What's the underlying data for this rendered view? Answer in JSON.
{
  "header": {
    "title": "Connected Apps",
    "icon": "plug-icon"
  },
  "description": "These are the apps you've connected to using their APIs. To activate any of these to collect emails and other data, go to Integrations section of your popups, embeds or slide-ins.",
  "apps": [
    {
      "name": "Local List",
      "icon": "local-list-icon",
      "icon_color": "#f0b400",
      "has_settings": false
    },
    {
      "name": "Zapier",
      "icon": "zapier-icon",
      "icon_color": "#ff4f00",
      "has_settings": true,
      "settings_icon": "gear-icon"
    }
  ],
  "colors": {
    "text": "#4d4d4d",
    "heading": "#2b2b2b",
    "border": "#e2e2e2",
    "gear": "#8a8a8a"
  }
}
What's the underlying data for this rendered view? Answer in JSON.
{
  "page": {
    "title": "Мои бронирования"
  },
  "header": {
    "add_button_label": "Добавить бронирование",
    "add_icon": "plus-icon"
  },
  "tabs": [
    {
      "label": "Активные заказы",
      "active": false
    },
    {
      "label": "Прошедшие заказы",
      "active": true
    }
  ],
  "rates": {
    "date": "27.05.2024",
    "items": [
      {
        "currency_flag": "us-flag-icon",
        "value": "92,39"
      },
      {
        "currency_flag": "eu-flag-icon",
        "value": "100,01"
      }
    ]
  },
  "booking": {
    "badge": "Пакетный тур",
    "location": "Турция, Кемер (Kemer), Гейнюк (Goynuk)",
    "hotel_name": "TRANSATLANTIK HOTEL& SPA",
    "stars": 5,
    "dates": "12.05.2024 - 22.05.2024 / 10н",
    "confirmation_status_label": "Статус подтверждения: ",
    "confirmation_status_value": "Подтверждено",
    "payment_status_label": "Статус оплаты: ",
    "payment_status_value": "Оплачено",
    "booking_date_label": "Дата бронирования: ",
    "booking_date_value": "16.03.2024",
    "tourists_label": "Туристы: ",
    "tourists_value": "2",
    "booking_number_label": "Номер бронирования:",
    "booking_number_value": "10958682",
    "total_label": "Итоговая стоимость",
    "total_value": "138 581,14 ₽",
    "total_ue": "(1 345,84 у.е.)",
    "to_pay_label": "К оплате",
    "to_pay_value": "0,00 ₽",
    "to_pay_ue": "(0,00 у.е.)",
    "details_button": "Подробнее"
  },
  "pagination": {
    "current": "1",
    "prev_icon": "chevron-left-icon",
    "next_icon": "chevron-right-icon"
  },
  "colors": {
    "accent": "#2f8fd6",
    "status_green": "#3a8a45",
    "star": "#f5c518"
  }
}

- - - - - - -

**TASK DETAILS**
Copy out each line of the listing that holds "Статус".

**PROBLEM SOLUTION**
    "confirmation_status_label": "Статус подтверждения: ",
    "payment_status_label": "Статус оплаты: ",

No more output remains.